**Written problem**
Single out the lines that include the word "image". Copy them.

[Collected data]
··········
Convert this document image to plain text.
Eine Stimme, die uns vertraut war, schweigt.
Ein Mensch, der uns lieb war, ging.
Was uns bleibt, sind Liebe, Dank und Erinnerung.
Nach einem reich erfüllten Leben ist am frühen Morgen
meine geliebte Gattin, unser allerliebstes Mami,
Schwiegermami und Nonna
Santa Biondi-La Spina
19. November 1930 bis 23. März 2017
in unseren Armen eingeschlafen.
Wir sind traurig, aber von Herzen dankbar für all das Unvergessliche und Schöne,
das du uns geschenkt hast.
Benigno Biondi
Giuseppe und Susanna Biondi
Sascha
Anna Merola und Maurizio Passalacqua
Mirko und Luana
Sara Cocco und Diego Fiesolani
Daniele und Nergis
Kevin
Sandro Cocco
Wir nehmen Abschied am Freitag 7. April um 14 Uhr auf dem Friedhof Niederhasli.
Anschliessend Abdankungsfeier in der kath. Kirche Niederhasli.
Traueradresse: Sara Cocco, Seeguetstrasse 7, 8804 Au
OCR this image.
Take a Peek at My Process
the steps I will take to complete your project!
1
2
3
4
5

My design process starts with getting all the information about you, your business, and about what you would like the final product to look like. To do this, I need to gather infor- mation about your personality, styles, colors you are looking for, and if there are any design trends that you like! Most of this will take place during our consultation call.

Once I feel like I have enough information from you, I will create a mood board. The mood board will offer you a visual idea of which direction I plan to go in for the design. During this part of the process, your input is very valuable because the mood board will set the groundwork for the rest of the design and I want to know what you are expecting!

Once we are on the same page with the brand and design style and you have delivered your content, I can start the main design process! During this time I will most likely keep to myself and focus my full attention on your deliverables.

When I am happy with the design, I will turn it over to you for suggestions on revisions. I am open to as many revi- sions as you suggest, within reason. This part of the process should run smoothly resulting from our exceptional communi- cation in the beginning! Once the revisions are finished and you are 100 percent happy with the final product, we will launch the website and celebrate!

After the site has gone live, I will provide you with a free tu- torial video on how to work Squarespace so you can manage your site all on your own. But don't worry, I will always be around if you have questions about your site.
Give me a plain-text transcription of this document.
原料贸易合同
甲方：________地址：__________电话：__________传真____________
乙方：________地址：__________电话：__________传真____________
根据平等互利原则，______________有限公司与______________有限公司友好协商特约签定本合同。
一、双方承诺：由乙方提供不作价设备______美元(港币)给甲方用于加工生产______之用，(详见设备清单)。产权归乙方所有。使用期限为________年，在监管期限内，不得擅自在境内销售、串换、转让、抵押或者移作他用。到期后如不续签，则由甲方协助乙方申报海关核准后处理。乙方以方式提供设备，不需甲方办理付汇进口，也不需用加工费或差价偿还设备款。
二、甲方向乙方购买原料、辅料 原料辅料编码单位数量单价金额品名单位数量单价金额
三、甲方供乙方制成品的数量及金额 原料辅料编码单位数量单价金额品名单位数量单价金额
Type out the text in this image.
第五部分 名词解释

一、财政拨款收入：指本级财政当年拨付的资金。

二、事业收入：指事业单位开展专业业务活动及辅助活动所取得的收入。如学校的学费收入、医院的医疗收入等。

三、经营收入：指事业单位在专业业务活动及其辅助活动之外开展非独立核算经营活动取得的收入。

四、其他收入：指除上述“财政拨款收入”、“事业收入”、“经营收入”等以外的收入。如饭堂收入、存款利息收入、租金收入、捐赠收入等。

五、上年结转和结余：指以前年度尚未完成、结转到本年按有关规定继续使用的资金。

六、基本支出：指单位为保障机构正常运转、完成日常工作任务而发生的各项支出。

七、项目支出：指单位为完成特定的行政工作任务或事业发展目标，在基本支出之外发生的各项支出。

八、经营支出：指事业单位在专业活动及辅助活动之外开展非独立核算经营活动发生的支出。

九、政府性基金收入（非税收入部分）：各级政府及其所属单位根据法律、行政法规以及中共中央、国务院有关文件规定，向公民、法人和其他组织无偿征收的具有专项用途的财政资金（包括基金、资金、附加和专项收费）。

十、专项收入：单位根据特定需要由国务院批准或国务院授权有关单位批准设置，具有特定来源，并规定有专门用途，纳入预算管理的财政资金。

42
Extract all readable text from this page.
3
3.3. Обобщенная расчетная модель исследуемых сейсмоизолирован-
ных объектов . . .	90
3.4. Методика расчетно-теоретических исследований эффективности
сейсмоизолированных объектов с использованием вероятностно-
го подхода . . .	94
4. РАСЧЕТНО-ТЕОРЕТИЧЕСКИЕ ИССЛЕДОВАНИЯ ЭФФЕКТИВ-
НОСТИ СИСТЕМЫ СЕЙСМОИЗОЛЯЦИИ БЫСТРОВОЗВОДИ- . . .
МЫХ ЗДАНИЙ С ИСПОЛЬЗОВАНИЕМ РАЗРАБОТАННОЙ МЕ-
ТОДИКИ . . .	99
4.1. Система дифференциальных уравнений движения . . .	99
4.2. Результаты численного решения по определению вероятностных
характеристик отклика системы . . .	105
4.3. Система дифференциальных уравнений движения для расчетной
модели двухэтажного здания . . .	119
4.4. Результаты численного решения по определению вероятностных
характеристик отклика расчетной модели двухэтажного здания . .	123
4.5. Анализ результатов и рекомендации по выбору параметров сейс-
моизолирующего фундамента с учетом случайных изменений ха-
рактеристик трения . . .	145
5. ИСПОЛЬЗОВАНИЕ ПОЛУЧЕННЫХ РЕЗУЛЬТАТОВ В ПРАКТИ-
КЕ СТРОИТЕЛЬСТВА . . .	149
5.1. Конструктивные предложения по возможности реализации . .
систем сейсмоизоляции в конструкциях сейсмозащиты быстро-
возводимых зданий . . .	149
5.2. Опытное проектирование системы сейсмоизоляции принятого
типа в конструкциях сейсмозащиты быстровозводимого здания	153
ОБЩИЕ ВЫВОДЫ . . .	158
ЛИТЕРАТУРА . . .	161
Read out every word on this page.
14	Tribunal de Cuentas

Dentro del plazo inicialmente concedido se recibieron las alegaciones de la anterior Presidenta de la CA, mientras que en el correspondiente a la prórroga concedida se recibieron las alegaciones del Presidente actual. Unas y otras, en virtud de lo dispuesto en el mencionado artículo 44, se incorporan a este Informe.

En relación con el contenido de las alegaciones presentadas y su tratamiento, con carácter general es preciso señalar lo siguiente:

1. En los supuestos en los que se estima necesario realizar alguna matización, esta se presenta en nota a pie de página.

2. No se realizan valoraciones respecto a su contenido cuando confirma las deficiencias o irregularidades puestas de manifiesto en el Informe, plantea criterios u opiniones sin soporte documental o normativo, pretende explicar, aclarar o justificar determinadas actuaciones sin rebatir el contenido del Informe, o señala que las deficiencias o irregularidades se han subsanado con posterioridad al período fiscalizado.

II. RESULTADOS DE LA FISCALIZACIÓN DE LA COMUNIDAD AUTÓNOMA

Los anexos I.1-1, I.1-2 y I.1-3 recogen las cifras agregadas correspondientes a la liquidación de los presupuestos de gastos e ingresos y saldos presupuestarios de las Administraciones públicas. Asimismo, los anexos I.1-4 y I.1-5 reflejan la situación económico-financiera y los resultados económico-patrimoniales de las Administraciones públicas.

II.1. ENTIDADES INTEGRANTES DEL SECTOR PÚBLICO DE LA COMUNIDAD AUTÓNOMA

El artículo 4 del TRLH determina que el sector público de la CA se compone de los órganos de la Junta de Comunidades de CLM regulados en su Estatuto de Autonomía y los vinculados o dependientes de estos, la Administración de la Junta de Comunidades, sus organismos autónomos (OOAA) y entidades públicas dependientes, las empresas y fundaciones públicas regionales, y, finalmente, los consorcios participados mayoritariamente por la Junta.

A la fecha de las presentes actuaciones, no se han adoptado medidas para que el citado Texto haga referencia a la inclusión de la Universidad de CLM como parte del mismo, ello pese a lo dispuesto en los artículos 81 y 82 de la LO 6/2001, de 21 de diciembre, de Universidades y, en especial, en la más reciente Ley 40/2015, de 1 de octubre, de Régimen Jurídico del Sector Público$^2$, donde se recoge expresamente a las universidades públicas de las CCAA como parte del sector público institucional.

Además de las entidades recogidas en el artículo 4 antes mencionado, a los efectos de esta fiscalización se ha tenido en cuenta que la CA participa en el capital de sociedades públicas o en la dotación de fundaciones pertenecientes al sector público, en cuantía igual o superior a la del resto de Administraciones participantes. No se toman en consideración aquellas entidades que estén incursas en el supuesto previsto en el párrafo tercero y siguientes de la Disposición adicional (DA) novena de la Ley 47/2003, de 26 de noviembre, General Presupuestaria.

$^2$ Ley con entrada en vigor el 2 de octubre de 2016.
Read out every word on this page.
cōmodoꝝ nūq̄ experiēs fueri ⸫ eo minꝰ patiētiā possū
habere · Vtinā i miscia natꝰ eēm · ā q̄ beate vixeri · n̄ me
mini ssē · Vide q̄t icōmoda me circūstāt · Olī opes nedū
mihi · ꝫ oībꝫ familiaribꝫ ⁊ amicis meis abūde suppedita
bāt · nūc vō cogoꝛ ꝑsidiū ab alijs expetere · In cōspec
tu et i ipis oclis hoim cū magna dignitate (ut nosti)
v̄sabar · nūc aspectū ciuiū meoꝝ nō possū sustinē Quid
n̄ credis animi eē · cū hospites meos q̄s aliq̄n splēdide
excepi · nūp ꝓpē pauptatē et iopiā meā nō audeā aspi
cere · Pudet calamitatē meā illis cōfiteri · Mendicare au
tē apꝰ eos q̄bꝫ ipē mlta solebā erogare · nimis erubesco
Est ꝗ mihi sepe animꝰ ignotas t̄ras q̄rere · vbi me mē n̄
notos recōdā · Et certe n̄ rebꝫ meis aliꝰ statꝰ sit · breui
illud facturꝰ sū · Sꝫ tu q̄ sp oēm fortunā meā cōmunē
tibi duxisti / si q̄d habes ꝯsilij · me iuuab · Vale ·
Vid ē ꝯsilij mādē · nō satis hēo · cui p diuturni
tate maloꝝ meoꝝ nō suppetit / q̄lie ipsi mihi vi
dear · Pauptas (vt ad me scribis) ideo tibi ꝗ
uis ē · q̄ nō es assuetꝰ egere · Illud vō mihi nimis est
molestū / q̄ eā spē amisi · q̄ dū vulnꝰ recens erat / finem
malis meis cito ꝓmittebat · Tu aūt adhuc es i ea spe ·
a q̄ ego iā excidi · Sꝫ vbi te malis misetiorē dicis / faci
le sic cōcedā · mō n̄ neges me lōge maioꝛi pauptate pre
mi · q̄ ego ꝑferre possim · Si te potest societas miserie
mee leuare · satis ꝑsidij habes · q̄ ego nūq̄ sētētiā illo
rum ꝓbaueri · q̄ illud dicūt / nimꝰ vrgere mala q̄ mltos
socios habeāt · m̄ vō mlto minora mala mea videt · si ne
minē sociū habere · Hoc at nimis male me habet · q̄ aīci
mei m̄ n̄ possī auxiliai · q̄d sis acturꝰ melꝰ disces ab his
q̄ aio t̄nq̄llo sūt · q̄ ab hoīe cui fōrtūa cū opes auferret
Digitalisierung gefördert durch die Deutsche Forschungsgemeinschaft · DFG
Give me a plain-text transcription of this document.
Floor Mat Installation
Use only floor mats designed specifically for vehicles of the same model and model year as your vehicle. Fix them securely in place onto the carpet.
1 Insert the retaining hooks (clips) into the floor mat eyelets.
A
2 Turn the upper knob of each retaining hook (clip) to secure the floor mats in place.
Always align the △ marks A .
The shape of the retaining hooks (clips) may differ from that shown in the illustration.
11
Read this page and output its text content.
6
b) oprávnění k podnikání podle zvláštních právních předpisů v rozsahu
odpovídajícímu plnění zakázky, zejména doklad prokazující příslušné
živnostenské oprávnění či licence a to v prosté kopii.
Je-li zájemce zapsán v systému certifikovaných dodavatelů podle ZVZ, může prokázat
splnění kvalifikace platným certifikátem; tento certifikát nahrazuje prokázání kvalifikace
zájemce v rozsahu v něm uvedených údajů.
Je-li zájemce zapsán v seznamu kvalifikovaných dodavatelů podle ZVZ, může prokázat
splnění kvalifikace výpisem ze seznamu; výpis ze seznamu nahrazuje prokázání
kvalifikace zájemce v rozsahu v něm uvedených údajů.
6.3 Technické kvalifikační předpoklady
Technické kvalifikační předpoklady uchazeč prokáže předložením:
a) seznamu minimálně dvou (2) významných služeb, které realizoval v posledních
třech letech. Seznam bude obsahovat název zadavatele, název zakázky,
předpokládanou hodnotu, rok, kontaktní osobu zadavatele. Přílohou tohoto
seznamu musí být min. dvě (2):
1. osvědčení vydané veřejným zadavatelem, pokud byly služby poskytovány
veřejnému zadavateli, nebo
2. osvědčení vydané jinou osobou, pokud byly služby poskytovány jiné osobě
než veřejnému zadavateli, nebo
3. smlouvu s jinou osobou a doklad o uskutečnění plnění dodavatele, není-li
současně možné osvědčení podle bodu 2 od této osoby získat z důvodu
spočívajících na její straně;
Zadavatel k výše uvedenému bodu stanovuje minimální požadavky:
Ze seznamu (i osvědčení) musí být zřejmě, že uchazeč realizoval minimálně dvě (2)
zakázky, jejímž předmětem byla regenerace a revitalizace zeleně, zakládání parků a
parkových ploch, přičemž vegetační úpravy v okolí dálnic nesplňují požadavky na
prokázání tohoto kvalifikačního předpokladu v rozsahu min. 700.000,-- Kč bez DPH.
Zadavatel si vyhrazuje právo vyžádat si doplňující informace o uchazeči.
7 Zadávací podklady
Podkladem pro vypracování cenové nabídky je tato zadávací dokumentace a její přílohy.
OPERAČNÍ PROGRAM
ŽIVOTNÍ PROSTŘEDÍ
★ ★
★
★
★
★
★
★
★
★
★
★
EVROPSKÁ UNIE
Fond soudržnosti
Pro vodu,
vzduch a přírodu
··········
**Exercise solution**
Convert this document image to plain text.
OCR this image.
Type out the text in this image.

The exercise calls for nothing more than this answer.